> Work to complete
Only a number is wanted. Count the lines holding the string "name".

(Stored data)
-- -- --

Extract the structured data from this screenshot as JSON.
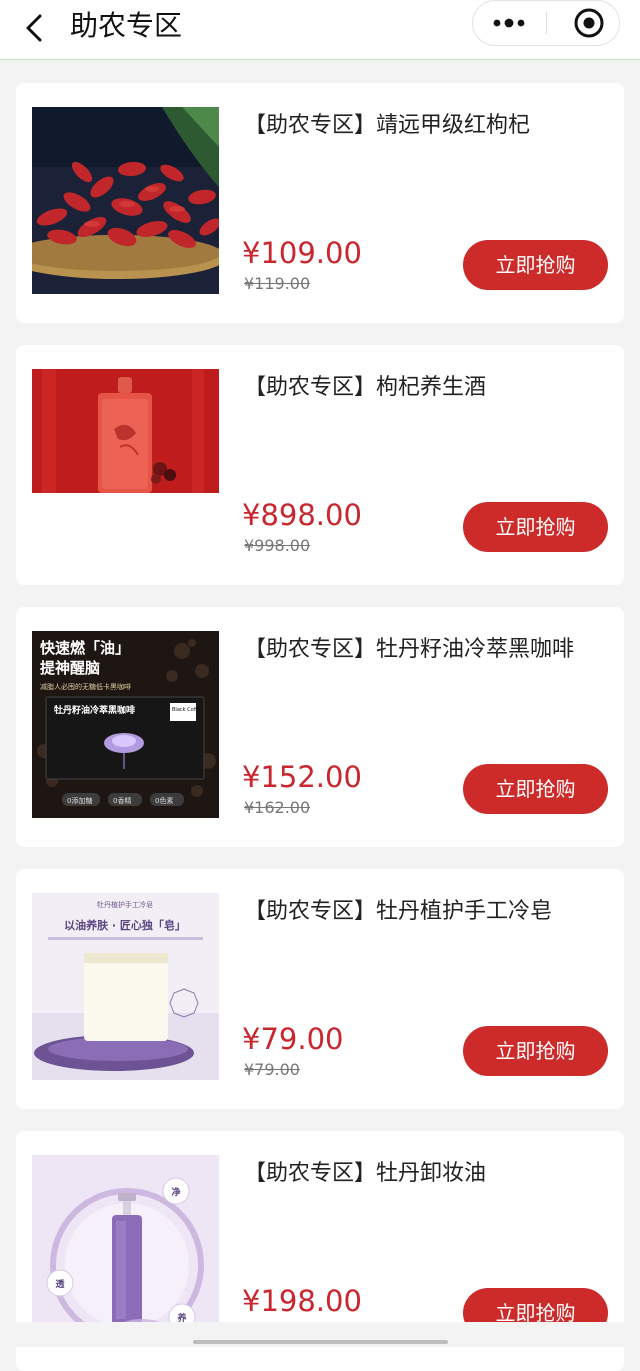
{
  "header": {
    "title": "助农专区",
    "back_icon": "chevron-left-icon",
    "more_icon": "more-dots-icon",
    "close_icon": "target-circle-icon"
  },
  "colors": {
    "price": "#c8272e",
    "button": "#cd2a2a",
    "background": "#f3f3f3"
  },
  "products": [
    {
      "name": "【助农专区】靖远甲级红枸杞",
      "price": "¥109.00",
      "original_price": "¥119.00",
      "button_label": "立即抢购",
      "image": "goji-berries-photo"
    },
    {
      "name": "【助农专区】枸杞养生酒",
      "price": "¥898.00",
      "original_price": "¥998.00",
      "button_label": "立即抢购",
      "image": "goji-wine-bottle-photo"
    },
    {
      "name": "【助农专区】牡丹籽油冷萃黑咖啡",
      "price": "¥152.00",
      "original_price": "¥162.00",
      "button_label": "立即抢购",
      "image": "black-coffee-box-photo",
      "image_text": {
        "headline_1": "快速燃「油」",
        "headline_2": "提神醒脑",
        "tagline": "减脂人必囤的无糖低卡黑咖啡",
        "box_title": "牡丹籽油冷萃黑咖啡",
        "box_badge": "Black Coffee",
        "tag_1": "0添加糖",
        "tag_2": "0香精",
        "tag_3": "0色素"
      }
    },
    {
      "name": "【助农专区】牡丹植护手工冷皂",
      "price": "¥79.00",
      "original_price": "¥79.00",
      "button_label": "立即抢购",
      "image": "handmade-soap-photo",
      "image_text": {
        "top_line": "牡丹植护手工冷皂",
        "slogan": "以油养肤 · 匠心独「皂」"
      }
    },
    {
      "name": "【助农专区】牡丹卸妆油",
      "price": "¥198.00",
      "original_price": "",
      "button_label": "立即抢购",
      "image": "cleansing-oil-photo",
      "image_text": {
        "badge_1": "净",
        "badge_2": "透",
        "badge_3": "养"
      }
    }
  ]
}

-- -- --

> Expected answer
5